Your objective: Show every line containing "badge" by copying it.

┏━━

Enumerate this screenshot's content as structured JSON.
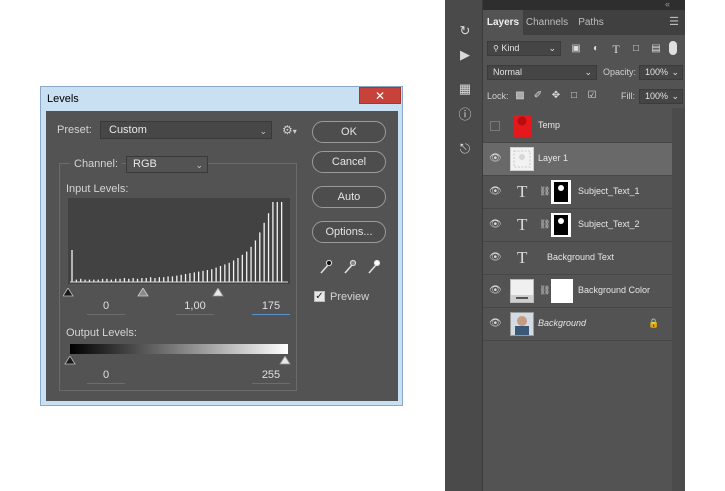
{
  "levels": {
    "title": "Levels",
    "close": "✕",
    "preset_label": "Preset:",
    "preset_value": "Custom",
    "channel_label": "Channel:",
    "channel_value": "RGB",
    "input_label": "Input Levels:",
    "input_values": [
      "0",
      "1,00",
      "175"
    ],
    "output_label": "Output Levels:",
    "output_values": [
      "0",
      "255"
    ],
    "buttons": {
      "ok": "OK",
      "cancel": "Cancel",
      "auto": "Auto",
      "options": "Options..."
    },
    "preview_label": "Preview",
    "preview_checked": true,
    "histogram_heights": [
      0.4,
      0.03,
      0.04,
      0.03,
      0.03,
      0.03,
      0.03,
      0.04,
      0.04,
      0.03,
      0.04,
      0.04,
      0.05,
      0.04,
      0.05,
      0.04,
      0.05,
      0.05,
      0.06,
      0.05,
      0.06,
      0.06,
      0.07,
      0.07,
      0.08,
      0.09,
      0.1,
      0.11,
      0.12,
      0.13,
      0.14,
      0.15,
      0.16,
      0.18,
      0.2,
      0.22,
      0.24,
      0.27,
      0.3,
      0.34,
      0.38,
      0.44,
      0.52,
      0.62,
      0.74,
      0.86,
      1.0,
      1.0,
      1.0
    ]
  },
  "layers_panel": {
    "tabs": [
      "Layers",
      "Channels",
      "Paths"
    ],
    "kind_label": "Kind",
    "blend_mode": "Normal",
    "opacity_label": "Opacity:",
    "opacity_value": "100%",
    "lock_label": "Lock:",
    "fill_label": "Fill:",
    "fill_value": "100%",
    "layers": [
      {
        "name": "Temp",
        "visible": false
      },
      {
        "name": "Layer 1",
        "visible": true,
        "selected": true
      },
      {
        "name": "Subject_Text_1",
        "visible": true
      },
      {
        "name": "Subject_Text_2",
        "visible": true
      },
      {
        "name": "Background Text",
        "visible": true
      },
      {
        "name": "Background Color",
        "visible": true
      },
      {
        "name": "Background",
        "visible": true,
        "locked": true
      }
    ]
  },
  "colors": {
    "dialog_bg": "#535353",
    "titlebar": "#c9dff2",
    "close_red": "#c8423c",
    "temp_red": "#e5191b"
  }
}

┗━━
┏━━

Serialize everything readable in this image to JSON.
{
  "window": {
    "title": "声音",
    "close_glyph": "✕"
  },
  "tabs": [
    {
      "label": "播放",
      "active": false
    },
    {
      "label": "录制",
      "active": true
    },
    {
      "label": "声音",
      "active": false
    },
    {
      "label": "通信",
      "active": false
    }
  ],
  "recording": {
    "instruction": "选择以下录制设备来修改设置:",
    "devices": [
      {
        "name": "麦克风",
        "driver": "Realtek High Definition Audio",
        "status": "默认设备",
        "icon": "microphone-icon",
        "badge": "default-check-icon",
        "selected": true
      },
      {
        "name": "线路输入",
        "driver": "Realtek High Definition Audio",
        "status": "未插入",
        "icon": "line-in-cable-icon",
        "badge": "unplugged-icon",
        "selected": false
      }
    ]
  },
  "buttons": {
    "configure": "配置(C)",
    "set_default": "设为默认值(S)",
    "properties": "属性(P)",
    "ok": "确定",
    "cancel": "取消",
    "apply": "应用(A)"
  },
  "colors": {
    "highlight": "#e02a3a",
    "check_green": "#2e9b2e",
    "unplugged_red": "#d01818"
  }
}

┗━━

Final result:
        "badge": "default-check-icon",
        "badge": "unplugged-icon",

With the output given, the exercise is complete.